WRITTEN EXERCISE —
How many of the lines below include "Analyze"? Give the number and no other words.

------ GIVEN RECORDS ------

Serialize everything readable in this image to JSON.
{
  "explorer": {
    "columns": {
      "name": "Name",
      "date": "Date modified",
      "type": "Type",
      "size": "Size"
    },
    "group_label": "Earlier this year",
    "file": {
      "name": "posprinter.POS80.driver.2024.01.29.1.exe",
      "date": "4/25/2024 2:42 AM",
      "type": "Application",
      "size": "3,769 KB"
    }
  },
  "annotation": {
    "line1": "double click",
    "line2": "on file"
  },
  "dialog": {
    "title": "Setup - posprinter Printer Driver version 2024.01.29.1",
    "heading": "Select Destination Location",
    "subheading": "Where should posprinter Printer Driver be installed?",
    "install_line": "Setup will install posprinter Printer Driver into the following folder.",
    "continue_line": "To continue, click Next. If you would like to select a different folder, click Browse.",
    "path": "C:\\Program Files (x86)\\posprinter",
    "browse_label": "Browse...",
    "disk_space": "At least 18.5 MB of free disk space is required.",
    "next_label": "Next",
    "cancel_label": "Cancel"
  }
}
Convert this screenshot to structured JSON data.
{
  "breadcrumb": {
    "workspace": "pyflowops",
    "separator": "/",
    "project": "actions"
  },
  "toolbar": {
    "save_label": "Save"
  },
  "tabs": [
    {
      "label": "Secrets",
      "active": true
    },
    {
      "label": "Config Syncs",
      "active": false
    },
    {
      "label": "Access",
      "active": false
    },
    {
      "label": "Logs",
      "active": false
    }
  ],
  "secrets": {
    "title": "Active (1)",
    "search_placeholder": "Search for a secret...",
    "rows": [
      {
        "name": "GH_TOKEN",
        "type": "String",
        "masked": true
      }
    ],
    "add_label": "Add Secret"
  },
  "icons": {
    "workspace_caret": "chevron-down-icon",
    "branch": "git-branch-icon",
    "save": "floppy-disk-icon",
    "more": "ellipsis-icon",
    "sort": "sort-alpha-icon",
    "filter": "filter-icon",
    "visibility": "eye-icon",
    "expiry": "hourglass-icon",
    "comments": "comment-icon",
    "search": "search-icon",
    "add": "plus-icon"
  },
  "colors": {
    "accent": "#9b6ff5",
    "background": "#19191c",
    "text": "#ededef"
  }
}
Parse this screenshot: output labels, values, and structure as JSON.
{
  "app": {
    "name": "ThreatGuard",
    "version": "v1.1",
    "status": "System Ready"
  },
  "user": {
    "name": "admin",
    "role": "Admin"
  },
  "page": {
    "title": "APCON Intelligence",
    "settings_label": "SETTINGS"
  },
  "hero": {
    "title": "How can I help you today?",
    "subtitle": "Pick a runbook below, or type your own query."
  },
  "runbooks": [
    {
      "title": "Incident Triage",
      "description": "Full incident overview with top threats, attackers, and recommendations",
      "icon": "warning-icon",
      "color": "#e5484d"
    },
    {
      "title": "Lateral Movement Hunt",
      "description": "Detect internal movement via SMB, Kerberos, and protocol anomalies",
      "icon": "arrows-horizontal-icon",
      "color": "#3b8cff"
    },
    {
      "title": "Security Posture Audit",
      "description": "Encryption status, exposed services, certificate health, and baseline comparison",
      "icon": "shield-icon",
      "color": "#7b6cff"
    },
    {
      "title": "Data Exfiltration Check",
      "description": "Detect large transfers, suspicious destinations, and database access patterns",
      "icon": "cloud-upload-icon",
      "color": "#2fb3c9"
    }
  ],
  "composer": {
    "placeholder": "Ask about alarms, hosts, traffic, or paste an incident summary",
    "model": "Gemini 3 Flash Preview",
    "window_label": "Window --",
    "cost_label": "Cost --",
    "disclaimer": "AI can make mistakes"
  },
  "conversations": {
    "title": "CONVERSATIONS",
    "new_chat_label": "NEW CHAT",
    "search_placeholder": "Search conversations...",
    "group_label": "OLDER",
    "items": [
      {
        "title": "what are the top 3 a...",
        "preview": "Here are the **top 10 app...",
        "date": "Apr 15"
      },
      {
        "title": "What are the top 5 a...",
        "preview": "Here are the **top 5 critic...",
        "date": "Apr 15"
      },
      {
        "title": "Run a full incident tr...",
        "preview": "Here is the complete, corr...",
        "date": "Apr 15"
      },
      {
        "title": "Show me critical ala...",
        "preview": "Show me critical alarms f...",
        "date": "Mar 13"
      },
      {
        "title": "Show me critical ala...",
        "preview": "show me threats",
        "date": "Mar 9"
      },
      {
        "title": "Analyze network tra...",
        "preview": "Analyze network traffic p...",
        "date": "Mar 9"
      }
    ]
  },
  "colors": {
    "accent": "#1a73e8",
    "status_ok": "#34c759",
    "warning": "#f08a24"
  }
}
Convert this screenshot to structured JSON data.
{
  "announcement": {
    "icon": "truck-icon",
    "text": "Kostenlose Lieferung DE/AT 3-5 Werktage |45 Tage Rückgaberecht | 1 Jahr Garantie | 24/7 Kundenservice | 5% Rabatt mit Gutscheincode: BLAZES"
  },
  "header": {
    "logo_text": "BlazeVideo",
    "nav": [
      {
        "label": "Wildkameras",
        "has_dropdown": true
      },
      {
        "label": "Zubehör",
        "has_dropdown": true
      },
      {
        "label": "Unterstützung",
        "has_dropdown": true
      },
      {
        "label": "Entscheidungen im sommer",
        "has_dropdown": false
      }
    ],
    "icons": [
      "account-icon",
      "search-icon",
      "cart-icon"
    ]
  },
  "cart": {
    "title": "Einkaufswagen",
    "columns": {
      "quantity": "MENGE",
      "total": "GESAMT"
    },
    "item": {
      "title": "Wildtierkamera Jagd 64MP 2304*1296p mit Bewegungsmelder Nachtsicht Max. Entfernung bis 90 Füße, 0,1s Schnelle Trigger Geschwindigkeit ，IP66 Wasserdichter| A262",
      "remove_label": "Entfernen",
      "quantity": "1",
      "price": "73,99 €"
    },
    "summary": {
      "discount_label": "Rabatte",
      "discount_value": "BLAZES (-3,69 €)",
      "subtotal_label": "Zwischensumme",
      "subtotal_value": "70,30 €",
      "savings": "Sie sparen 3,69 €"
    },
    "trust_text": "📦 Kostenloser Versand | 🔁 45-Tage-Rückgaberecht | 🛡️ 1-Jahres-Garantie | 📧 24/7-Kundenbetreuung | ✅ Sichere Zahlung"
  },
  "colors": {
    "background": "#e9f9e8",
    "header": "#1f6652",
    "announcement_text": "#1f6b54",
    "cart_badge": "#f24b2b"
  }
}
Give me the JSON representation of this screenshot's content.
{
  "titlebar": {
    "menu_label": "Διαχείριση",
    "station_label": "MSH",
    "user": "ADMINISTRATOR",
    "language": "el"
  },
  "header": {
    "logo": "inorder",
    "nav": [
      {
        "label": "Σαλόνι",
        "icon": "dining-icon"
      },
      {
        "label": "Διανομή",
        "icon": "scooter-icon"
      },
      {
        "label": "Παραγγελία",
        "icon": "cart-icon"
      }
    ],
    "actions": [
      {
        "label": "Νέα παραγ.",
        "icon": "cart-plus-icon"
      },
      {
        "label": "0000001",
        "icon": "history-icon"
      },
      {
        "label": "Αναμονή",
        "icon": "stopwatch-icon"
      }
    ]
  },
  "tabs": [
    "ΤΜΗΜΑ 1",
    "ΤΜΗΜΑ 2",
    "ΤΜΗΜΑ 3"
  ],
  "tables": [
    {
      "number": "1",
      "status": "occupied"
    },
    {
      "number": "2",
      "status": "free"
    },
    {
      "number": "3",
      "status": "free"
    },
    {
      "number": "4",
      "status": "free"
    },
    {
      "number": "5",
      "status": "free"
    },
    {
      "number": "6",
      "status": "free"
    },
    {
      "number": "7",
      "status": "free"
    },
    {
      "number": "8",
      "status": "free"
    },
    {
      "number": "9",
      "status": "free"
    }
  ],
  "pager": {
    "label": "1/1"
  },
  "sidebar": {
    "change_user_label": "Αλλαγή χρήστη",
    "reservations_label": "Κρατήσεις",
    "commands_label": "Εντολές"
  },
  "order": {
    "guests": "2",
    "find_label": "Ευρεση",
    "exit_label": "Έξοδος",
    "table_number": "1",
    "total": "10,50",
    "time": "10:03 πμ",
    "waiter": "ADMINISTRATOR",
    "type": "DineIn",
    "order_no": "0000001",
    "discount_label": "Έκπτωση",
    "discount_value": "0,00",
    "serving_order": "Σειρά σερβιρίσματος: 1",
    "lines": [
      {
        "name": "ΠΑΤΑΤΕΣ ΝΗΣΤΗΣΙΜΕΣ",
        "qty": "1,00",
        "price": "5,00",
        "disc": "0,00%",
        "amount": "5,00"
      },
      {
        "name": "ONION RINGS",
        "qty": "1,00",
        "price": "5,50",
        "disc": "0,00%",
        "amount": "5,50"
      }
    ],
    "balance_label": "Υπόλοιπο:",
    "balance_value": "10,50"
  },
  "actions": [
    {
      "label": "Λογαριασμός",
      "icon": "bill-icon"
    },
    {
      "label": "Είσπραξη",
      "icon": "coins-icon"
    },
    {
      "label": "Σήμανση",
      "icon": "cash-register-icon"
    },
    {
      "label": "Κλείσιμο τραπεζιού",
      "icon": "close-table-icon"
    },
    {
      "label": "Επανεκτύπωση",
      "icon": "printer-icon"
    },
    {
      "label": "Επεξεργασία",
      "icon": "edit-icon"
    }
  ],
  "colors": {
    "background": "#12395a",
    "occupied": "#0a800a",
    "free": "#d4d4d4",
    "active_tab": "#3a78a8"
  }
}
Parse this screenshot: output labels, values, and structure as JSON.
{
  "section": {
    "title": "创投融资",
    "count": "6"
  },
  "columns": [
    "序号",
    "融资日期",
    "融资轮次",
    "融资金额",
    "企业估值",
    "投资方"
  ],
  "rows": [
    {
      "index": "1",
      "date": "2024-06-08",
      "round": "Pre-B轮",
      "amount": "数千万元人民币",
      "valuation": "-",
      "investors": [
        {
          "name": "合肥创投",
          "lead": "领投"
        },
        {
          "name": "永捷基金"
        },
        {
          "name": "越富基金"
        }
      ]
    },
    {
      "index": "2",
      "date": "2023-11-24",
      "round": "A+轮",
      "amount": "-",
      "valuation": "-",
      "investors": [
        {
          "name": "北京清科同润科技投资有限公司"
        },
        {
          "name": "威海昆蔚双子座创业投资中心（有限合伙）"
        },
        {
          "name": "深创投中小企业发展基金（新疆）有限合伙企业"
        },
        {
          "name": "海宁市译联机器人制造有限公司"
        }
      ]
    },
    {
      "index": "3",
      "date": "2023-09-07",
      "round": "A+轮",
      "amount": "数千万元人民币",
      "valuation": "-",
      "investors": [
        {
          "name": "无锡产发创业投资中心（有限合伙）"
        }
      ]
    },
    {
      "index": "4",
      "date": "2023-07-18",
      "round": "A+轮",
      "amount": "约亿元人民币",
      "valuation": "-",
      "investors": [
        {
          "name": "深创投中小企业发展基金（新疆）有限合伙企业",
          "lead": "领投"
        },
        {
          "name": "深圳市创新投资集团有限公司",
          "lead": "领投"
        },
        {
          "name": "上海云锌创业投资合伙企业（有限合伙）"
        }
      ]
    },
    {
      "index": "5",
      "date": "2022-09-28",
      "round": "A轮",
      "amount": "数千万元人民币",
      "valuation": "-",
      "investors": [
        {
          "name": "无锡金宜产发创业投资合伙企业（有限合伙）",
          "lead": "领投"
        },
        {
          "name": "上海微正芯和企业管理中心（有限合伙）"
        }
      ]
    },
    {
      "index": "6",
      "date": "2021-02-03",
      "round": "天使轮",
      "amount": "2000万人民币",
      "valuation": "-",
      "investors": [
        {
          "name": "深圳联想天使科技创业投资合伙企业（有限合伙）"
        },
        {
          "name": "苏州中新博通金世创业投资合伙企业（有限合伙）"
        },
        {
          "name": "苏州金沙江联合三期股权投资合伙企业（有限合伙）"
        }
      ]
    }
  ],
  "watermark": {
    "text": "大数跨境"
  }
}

------

EXERCISE RESULT —
2